**Direction**
Identify every line in the records below that contains the word "отчет", and copy each of those lines.
---+---
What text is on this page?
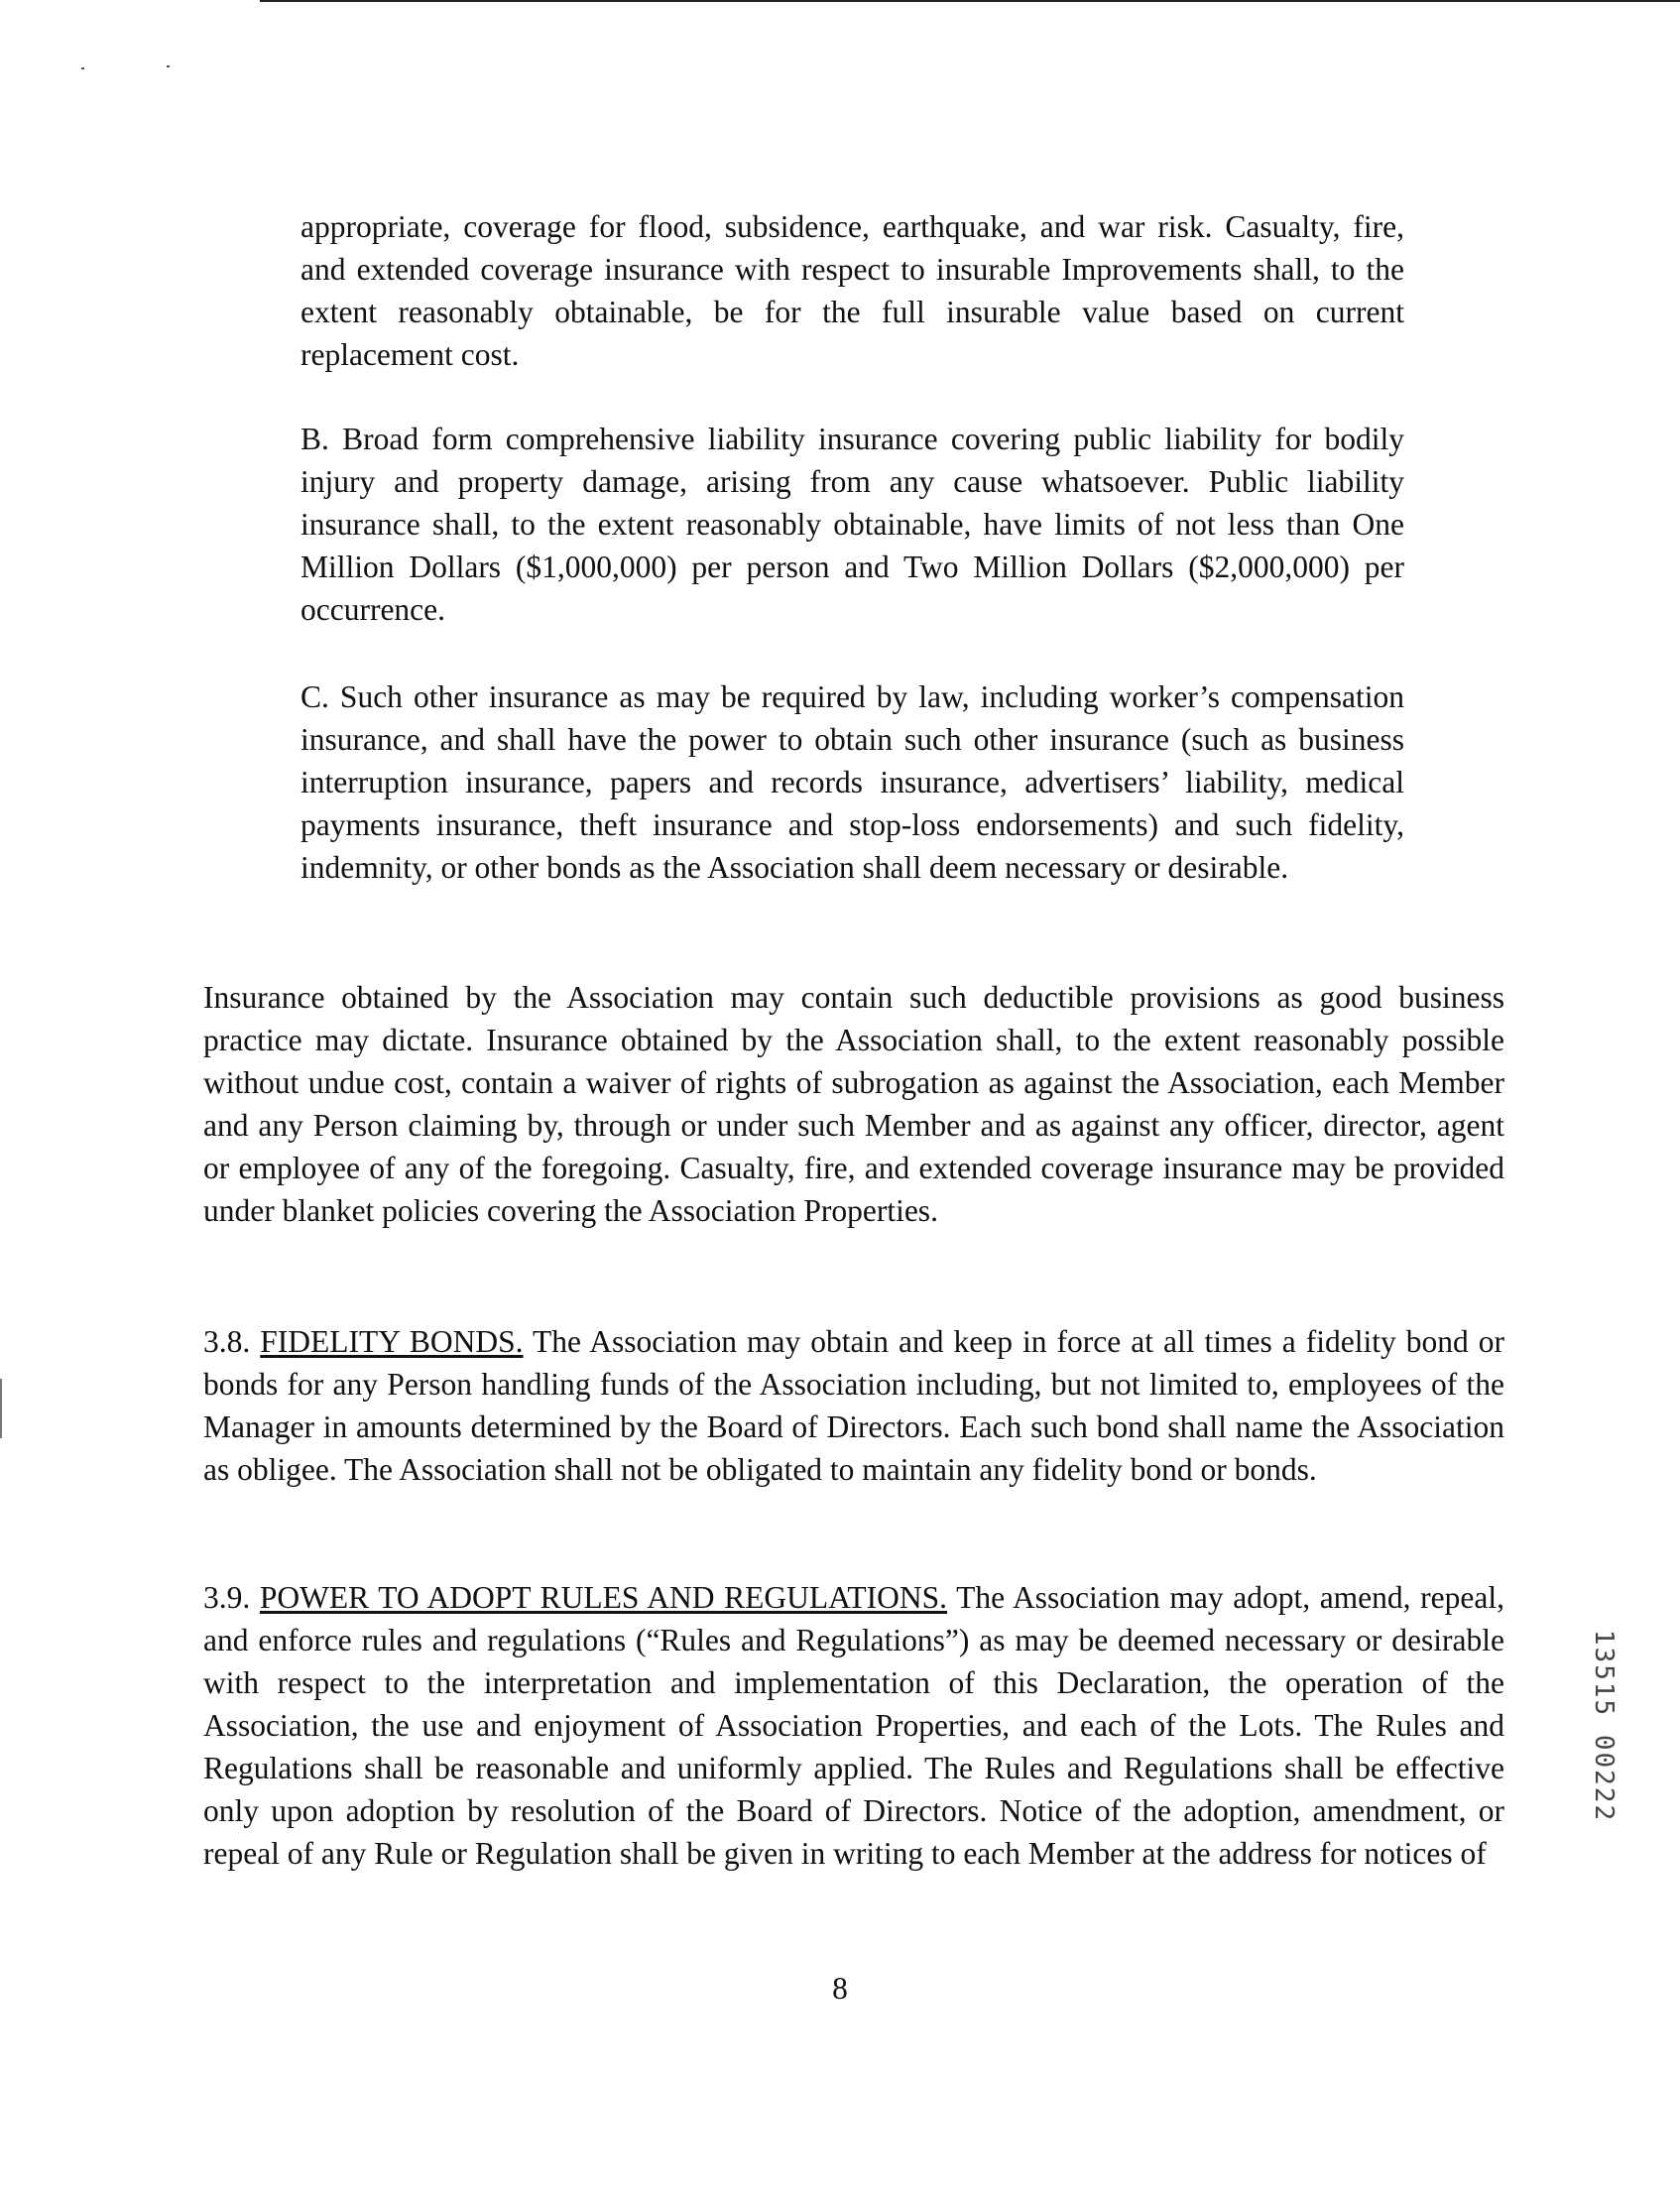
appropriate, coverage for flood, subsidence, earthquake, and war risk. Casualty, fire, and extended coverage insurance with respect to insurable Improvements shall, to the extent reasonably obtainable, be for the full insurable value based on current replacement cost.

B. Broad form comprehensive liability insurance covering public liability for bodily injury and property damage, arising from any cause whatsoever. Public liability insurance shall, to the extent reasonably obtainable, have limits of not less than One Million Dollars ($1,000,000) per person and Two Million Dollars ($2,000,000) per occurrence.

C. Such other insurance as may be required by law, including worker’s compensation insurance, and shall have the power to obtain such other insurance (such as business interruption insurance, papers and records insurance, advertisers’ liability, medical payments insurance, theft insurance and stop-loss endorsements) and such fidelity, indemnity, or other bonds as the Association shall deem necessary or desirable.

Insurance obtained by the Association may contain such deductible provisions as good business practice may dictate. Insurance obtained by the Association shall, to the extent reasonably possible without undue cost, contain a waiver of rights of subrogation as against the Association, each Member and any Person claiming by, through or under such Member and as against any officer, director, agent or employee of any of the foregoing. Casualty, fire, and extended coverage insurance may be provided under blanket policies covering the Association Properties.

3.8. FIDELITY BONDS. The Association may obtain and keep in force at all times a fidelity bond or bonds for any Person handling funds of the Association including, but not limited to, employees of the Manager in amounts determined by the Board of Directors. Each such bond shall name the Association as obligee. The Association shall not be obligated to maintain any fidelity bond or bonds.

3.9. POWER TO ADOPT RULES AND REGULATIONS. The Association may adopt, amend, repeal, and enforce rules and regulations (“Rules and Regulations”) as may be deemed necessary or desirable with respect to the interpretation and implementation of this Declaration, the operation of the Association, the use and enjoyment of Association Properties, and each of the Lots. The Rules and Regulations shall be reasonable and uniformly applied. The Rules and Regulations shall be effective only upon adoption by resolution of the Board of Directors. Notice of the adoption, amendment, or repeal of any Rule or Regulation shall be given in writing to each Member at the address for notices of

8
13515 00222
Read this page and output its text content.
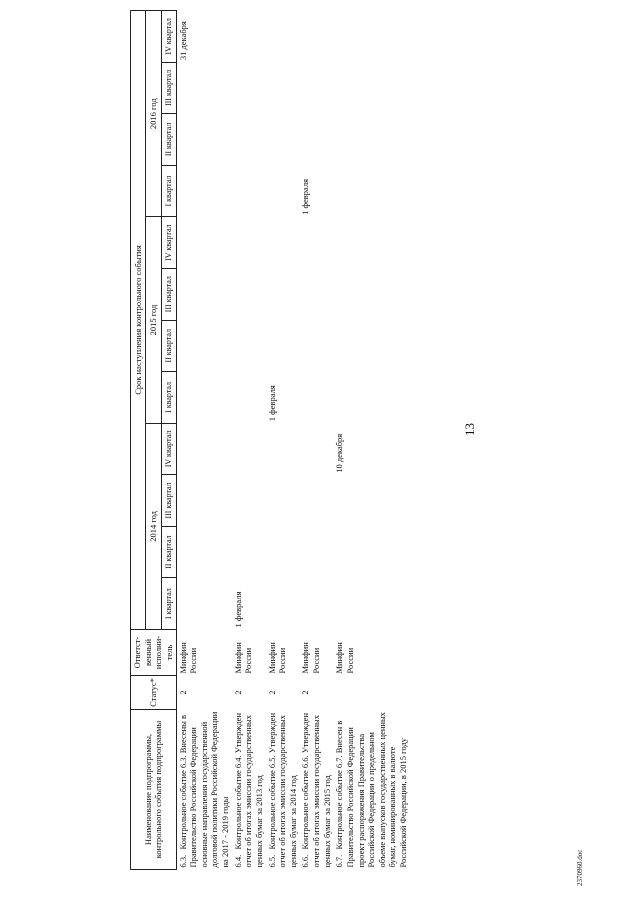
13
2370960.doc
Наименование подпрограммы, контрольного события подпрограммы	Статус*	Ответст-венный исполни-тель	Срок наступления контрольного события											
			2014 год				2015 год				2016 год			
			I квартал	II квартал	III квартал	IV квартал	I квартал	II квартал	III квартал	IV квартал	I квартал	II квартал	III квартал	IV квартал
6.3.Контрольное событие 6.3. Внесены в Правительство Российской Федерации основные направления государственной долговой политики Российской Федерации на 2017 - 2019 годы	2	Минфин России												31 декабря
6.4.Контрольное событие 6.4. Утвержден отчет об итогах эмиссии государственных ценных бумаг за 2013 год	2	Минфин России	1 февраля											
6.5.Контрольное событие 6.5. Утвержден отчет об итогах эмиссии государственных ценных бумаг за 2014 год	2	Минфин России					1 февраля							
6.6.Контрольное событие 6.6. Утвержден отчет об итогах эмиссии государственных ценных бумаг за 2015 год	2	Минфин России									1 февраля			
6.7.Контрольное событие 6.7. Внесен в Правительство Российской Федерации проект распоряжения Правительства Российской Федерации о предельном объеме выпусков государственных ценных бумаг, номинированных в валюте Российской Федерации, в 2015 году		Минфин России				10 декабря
---+---
**Exercise answer**
6.4.Контрольное событие 6.4. Утвержден отчет об итогах эмиссии государственных ценных бумаг за 2013 год	2	Минфин России	1 февраля											
6.5.Контрольное событие 6.5. Утвержден отчет об итогах эмиссии государственных ценных бумаг за 2014 год	2	Минфин России					1 февраля							
6.6.Контрольное событие 6.6. Утвержден отчет об итогах эмиссии государственных ценных бумаг за 2015 год	2	Минфин России									1 февраля			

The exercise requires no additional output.